Quoted text →

Start

A. Roger Ekirch
Mutiny, Martyrdom, and National Identity in the Age of Revolution
THIS EVENT HAS BEEN CANCELED
March 16, 2017
7:00 PM ET
Harvard Book Store
1256 Massachusetts Ave., Cambridge, MA 02138
This event is free; no tickets are required.
Update: This event has been canceled due to winter storm travel complications. We apologize for any inconvenience, and we hope to reschedule.
Harvard Book Store and Mass Humanities welcome Virginia Tech professor A. ROGER EKIRCH—author of Bound for America, Birthright, and At Day’s Close—for a discussion of his latest book, American Sanctuary: Mutiny, Martyrdom, and National Identity in the Age of Revolution.
About American Sanctuary
A. Roger Ekirch’s American Sanctuary begins in 1797 with the bloodiest mutiny ever suffered by the Royal Navy—on the British frigate HMS Hermione, four thousand miles from England’s shores, off the western coast of Puerto Rico. In the midst of the most storied epoch in British seafaring history, the mutiny struck at the very heart of military authority and at Britain’s hierarchical social order. Revolution was in the air: America had won its War of Independence, the French Revolution was still unfolding, and a ferocious rebellion loomed in Ireland, with countless dissidents already arrested.
Most of the Hermione mutineers had scattered throughout the North Atlantic; one of them, Jonathan Robbins, had made his way to American shores, and the British were asking for his extradition. Robbins let it be known that he was an American citizen from Danbury, Connecticut, and that he had been impressed into service by the British.
John Adams, the Federalist successor to Washington as president, in one of the most catastrophic blunders of his administration, sanctioned Robbins’s extradition, according to the terms of the Jay Treaty of 1794. Convicted of murder and piracy by a court-martial in Jamaica, Robbins was sentenced by the British to death, hauled up on the fore yardarm of the frigate Acasta, blindfolded with his hands tied behind his back, and hanged.
Adams’s miscalculation ignited a political firestorm, only to be fanned by news of Robbins’s execution without his constitutional rights of due process and trial by jury. Thomas Jefferson, then vice president and leader of the emergent Republican Party, said, “No one circumstance since the establishment of our government has affected the popular mind more.” Congressional Republicans tried to censure Adams, and the Federalist majority, in a bitter blow to the president, were unable to muster a vote of confidence condoning Robbins’s surrender.
American Sanctuary brilliantly lays out in full detail the story of how the Robbins affair and the presidential campaign of 1800 inflamed the new nation and set in motion a constitutional crisis, resulting in Adams’s defeat and Jefferson’s election as the third president of the United States.
Ekirch writes that the aftershocks of Robbins’s martyrdom helped to shape the infant republic’s identity in the way Americans envisioned themselves. We see how the Hermione crisis led directly to the country’s historic decision to grant political asylum to refugees from foreign governments—a major achievement in fulfilling the resonant promise of American independence, as voiced by Tom Paine, to provide “an asylum for mankind.”

End

Directions → Repeat the part of the book event notice that begins at the words "John Adams, the" and stops after "back, and hanged.", swapping "court-martial" for "military tribunal".

Dataset section →
Start

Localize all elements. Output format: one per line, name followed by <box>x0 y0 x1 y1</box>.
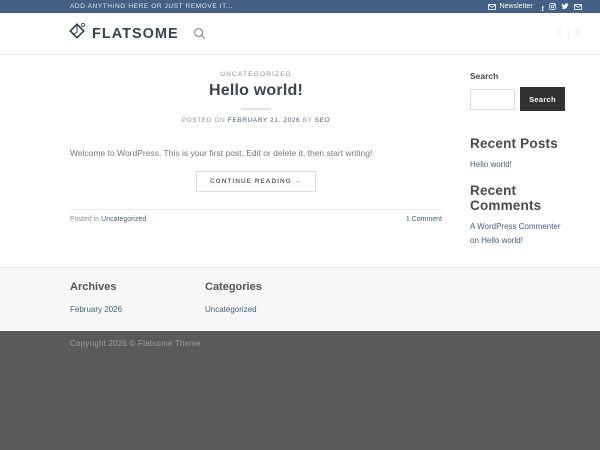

End

Solution to this task →
John Adams, the Federalist successor to Washington as president, in one of the most catastrophic blunders of his administration, sanctioned Robbins’s extradition, according to the terms of the Jay Treaty of 1794. Convicted of murder and piracy by a military tribunal in Jamaica, Robbins was sentenced by the British to death, hauled up on the fore yardarm of the frigate Acasta, blindfolded with his hands tied behind his back, and hanged.